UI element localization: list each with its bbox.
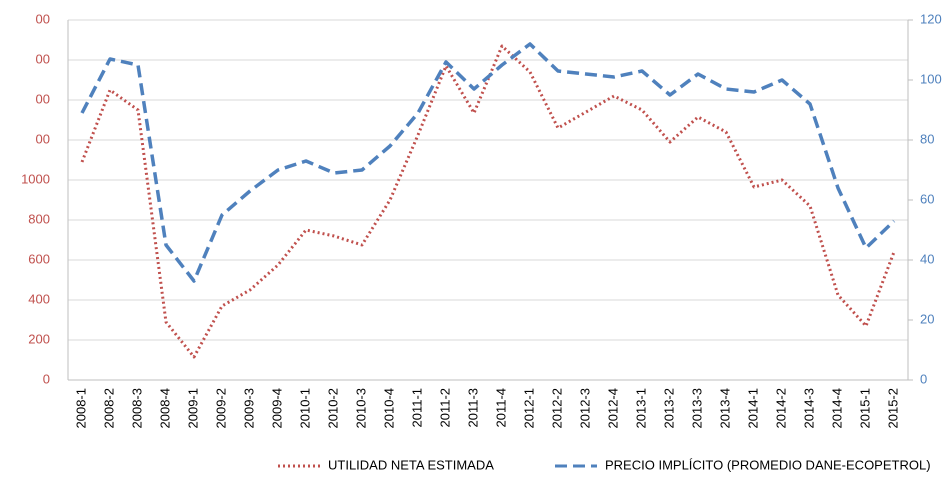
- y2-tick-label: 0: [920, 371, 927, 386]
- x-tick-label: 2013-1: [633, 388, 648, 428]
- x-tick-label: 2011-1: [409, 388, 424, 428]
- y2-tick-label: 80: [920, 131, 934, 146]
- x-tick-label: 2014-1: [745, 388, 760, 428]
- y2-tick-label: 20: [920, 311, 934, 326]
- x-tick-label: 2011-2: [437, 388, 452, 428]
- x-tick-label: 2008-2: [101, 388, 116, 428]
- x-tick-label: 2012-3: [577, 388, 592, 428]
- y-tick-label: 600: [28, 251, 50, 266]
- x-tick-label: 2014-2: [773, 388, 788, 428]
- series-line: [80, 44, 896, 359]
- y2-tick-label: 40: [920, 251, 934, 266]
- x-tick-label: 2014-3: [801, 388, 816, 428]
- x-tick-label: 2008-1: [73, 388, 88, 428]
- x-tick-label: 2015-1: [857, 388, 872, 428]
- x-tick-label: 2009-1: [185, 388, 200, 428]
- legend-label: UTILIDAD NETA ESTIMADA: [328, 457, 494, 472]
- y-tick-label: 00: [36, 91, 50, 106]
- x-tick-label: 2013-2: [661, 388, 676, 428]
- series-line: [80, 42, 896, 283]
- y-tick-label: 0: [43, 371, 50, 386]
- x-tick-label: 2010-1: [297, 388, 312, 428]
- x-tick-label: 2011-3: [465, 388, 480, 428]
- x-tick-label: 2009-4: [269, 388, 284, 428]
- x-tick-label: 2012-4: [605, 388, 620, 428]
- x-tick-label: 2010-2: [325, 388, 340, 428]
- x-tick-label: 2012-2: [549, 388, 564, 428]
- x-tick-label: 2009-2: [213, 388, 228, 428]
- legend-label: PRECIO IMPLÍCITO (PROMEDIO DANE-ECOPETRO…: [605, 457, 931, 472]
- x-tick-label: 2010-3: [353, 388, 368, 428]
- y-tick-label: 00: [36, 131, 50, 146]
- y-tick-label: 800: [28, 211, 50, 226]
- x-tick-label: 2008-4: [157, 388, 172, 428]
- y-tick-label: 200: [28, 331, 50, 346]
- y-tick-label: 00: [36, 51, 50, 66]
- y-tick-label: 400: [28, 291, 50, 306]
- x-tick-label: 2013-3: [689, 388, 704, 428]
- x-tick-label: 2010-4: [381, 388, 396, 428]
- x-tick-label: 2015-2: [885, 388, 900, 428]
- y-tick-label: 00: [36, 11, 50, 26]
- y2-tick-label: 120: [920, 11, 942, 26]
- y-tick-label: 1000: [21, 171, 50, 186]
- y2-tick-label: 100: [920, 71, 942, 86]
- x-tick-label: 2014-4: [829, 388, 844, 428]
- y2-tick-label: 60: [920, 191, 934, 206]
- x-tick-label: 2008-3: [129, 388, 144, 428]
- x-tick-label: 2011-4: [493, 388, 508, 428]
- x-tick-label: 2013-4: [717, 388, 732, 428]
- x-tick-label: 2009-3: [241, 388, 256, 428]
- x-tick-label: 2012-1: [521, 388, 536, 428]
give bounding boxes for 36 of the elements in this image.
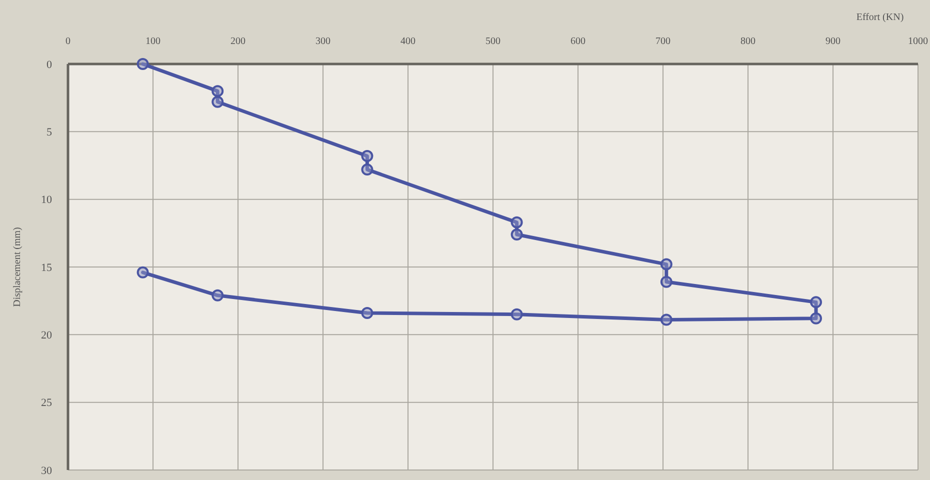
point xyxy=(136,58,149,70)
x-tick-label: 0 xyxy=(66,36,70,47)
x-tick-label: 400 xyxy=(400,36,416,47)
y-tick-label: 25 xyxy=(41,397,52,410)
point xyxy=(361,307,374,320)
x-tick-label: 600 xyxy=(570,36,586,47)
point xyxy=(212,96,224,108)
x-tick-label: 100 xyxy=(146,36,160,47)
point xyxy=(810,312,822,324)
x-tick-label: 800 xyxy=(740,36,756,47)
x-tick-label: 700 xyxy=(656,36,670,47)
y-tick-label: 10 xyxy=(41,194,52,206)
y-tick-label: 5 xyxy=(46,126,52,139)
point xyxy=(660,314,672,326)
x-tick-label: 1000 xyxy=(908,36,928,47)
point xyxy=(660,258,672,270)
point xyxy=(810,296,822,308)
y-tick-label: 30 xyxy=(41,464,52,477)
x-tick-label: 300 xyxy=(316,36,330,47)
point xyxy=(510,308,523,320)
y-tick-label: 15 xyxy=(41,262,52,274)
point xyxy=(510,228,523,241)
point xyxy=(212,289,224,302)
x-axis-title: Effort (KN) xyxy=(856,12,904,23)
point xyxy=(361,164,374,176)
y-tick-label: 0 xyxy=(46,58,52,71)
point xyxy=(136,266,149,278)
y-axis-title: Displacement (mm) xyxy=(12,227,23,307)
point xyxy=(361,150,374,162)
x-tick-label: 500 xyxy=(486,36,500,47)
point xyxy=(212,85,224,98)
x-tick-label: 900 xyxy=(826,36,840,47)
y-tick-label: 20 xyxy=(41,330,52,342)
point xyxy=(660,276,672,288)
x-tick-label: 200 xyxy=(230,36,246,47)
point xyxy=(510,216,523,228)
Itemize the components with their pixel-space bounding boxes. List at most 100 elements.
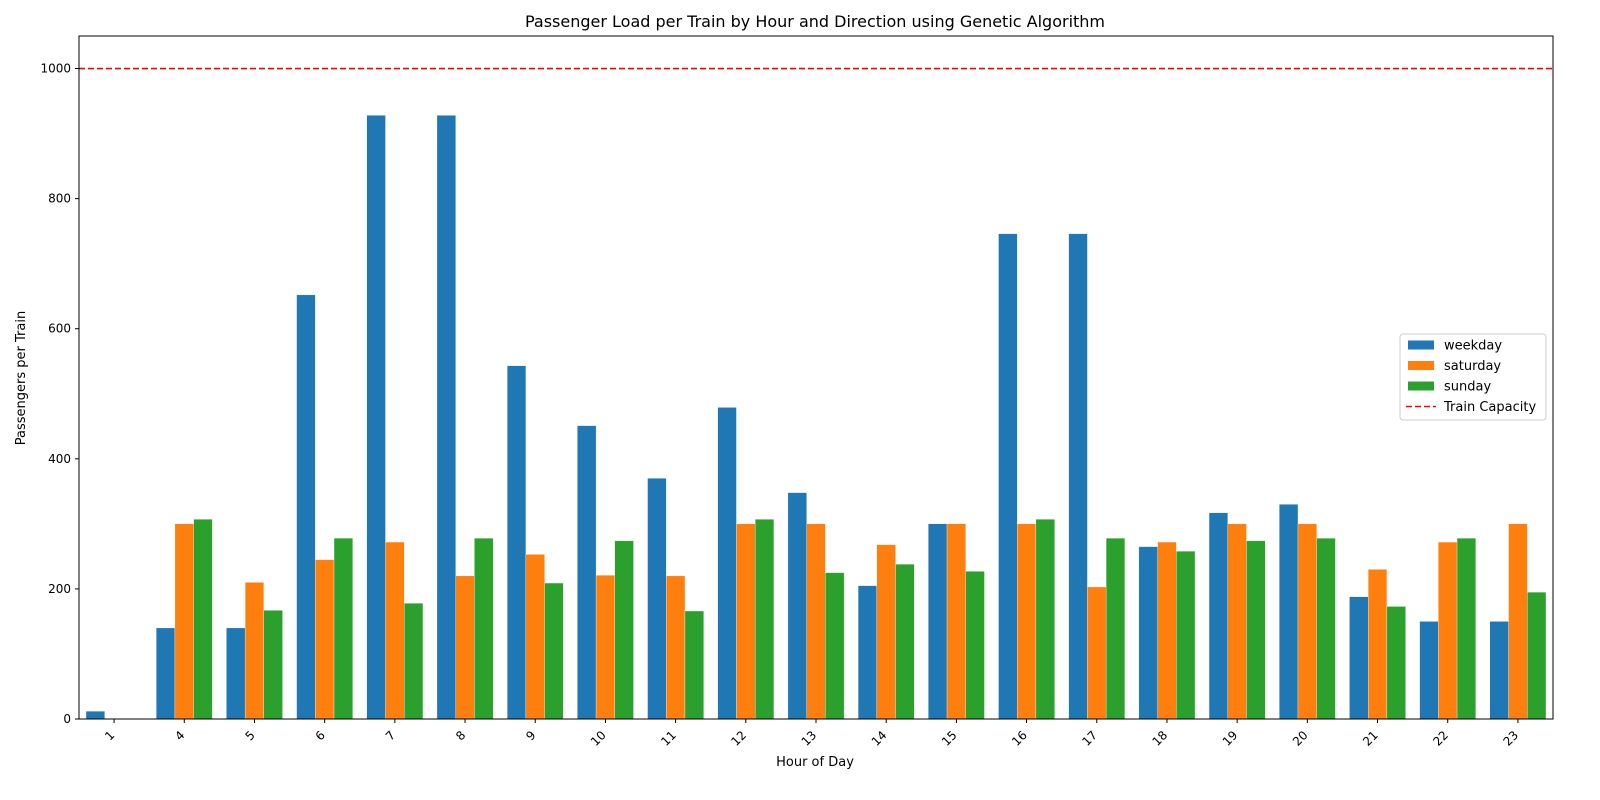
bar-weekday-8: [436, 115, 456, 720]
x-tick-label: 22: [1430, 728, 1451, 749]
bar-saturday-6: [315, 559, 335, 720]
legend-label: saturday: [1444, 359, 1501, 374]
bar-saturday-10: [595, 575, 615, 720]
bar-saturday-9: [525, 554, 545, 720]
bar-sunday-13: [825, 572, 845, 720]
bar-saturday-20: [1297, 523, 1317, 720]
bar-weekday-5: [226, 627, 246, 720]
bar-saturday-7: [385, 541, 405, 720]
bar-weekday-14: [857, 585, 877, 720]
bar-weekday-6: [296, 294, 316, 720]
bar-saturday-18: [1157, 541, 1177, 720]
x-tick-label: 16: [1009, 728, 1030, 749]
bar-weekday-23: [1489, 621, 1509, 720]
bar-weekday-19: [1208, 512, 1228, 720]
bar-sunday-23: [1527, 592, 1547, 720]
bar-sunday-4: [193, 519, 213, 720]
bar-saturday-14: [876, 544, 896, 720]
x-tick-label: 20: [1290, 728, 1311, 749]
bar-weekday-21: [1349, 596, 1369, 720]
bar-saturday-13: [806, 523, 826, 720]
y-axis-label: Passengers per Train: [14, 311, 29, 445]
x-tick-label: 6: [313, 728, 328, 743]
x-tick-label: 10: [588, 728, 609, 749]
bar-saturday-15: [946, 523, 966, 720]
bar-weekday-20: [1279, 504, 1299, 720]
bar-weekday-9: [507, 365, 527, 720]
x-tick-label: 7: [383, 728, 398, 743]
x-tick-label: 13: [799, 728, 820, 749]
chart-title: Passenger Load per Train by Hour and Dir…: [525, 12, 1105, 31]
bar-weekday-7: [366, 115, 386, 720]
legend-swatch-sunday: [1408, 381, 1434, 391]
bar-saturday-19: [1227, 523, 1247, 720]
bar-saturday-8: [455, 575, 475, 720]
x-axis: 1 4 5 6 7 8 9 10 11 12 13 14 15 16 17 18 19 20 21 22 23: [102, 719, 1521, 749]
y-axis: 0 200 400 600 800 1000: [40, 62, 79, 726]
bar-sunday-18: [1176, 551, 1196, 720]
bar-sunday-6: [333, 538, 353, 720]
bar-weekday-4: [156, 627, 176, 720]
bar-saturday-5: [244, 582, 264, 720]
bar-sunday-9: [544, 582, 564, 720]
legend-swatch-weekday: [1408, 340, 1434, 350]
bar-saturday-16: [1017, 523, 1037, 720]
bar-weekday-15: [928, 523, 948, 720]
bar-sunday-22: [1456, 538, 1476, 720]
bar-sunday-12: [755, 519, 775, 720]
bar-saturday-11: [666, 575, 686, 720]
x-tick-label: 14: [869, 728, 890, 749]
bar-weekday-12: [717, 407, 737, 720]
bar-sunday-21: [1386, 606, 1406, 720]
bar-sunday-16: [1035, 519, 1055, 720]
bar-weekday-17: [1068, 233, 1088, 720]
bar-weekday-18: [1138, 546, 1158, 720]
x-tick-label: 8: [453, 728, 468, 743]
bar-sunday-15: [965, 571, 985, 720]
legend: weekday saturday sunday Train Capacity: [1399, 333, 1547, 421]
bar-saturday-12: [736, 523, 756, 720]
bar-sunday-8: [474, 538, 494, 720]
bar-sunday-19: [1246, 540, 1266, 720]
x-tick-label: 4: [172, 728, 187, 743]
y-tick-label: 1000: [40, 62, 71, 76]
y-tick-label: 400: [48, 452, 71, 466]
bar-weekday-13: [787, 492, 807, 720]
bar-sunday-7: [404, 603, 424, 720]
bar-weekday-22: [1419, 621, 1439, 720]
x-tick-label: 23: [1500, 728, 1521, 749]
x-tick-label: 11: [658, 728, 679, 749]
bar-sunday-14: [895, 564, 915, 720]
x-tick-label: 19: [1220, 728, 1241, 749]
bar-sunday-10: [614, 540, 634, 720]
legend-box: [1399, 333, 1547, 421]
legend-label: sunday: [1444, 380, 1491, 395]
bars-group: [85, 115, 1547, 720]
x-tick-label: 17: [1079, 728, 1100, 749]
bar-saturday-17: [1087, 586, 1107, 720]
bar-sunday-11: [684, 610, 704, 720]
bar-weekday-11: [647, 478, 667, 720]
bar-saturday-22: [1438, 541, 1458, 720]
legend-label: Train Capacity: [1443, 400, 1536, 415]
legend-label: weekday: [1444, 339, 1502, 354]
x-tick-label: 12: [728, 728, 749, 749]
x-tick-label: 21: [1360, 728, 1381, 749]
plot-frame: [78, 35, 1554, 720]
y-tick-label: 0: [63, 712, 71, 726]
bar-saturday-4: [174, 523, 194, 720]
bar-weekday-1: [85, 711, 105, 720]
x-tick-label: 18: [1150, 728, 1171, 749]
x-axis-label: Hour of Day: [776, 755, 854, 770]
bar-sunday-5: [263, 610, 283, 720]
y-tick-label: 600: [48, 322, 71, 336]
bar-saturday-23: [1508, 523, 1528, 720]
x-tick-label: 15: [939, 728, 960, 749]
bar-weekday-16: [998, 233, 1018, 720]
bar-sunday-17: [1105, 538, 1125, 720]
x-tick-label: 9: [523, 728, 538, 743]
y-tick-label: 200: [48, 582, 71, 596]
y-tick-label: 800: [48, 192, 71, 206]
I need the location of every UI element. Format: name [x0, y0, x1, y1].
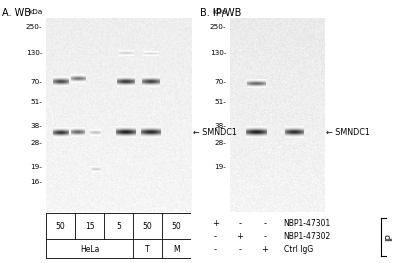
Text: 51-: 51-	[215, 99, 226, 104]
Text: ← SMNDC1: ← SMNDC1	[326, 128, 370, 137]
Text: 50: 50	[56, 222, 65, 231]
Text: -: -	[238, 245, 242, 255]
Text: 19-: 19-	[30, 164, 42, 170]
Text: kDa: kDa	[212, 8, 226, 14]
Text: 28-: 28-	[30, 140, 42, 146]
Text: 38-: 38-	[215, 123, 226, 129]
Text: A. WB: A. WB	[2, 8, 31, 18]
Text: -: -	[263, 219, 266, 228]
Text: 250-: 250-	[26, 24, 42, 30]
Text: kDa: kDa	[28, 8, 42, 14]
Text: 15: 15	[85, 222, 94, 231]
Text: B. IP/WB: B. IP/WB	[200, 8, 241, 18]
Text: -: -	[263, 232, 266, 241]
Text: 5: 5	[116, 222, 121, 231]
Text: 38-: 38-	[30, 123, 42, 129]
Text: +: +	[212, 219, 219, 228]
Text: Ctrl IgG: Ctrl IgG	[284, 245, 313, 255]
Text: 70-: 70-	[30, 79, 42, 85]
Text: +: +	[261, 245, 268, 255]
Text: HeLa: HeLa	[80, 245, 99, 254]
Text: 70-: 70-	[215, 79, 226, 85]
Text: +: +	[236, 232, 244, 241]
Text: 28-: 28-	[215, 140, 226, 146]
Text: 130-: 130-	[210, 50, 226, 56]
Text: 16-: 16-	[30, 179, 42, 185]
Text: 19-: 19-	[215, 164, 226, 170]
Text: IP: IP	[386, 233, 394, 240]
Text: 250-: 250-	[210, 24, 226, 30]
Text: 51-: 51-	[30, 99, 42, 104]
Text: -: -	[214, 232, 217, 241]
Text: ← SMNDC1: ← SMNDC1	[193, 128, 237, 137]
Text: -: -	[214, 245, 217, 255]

* * *

- Given request -
Copy out word for word the rows from the line containing "99, 226, 104]" through the line containing "140, 42, 146]", with both of those lines included.

- Reply to the exercise -
Text: 51-: 51-	[215, 99, 226, 104]
Text: ← SMNDC1: ← SMNDC1	[326, 128, 370, 137]
Text: 50: 50	[56, 222, 65, 231]
Text: -: -	[238, 245, 242, 255]
Text: 19-: 19-	[30, 164, 42, 170]
Text: kDa: kDa	[212, 8, 226, 14]
Text: 28-: 28-	[30, 140, 42, 146]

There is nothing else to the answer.